▶ **WORK TO DO**: Write out each line of the listing as it stands, without the images.

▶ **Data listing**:

start

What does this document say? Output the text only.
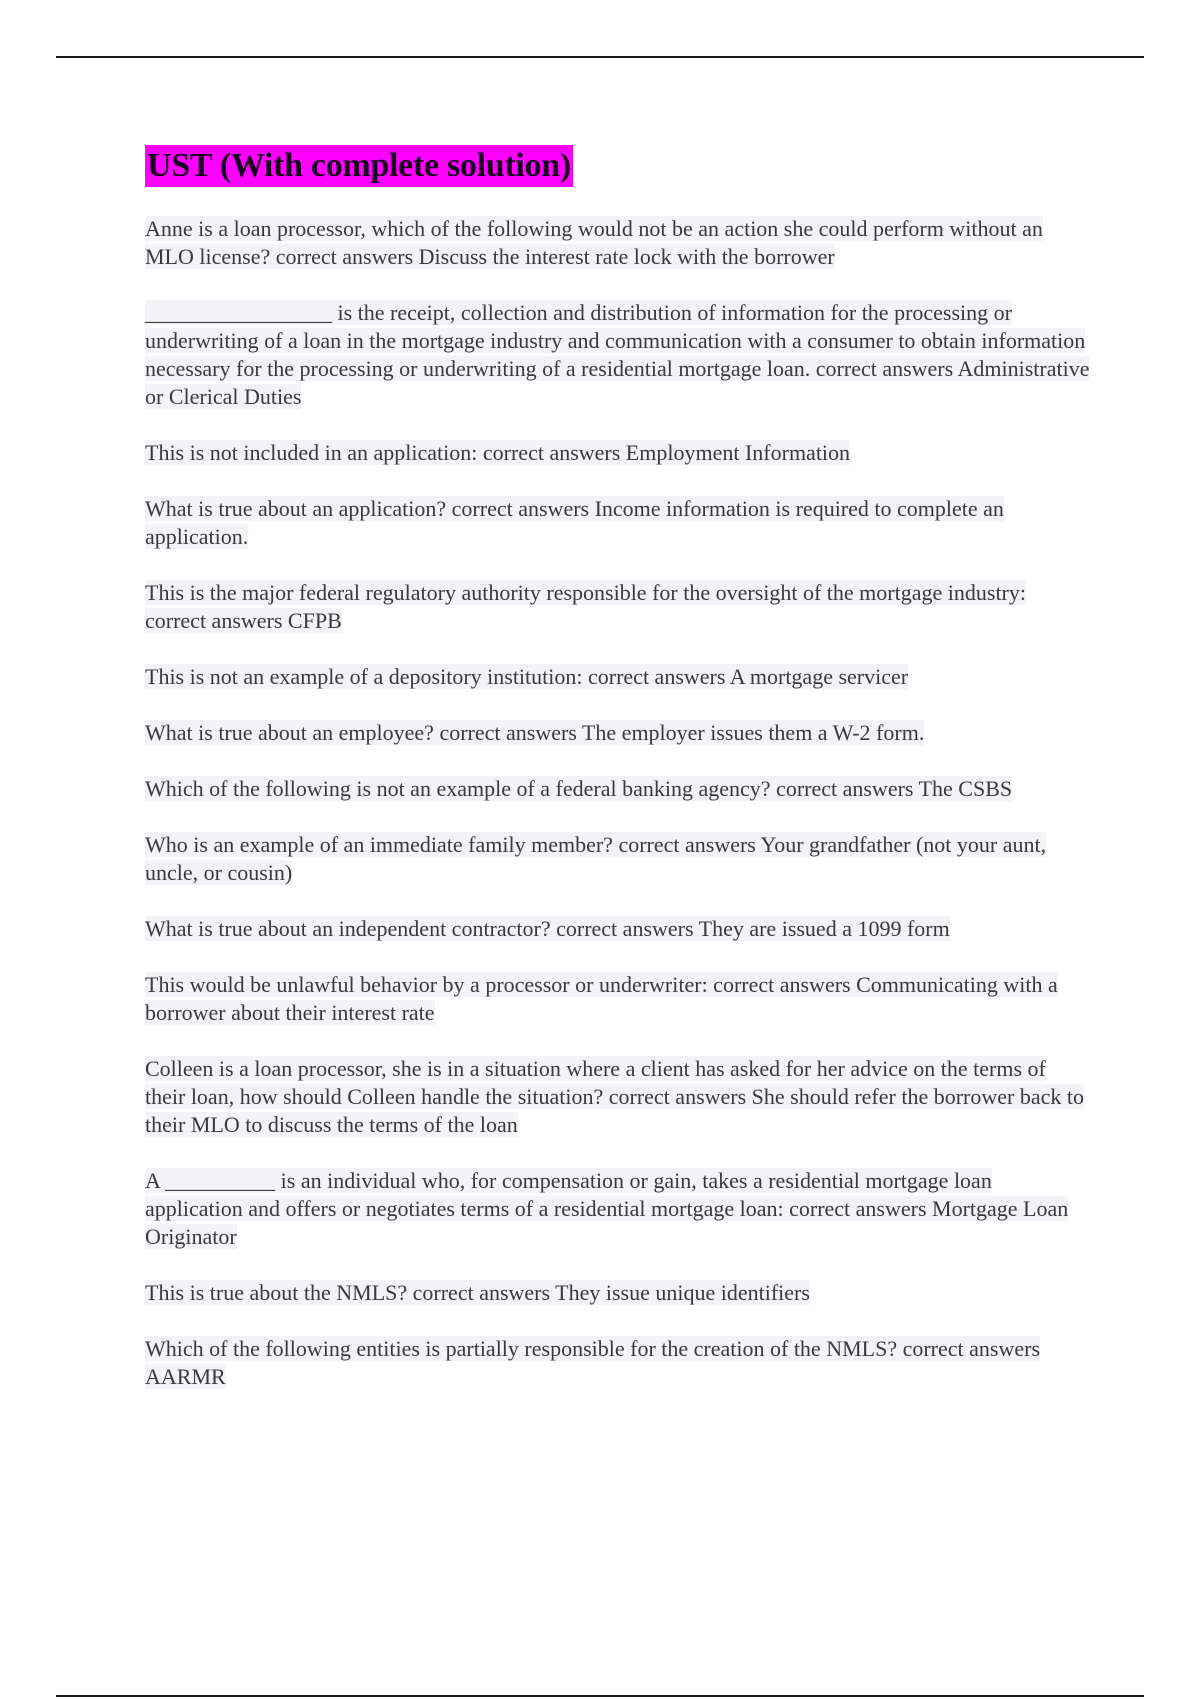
UST (With complete solution)
Anne is a loan processor, which of the following would not be an action she could perform without an MLO license? correct answers Discuss the interest rate lock with the borrower
_________________ is the receipt, collection and distribution of information for the processing or underwriting of a loan in the mortgage industry and communication with a consumer to obtain information necessary for the processing or underwriting of a residential mortgage loan. correct answers Administrative or Clerical Duties
This is not included in an application: correct answers Employment Information
What is true about an application? correct answers Income information is required to complete an application.
This is the major federal regulatory authority responsible for the oversight of the mortgage industry: correct answers CFPB
This is not an example of a depository institution: correct answers A mortgage servicer
What is true about an employee? correct answers The employer issues them a W-2 form.
Which of the following is not an example of a federal banking agency? correct answers The CSBS
Who is an example of an immediate family member? correct answers Your grandfather (not your aunt, uncle, or cousin)
What is true about an independent contractor? correct answers They are issued a 1099 form
This would be unlawful behavior by a processor or underwriter: correct answers Communicating with a borrower about their interest rate
Colleen is a loan processor, she is in a situation where a client has asked for her advice on the terms of their loan, how should Colleen handle the situation? correct answers She should refer the borrower back to their MLO to discuss the terms of the loan
A __________ is an individual who, for compensation or gain, takes a residential mortgage loan application and offers or negotiates terms of a residential mortgage loan: correct answers Mortgage Loan Originator
This is true about the NMLS? correct answers They issue unique identifiers
Which of the following entities is partially responsible for the creation of the NMLS? correct answers AARMR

end

▶ **RESULT OF THIS EXERCISE**:
What does this document say? Output the text only.
UST (With complete solution)
Anne is a loan processor, which of the following would not be an action she could perform without an MLO license? correct answers Discuss the interest rate lock with the borrower
_________________ is the receipt, collection and distribution of information for the processing or underwriting of a loan in the mortgage industry and communication with a consumer to obtain information necessary for the processing or underwriting of a residential mortgage loan. correct answers Administrative or Clerical Duties
This is not included in an application: correct answers Employment Information
What is true about an application? correct answers Income information is required to complete an application.
This is the major federal regulatory authority responsible for the oversight of the mortgage industry: correct answers CFPB
This is not an example of a depository institution: correct answers A mortgage servicer
What is true about an employee? correct answers The employer issues them a W-2 form.
Which of the following is not an example of a federal banking agency? correct answers The CSBS
Who is an example of an immediate family member? correct answers Your grandfather (not your aunt, uncle, or cousin)
What is true about an independent contractor? correct answers They are issued a 1099 form
This would be unlawful behavior by a processor or underwriter: correct answers Communicating with a borrower about their interest rate
Colleen is a loan processor, she is in a situation where a client has asked for her advice on the terms of their loan, how should Colleen handle the situation? correct answers She should refer the borrower back to their MLO to discuss the terms of the loan
A __________ is an individual who, for compensation or gain, takes a residential mortgage loan application and offers or negotiates terms of a residential mortgage loan: correct answers Mortgage Loan Originator
This is true about the NMLS? correct answers They issue unique identifiers
Which of the following entities is partially responsible for the creation of the NMLS? correct answers AARMR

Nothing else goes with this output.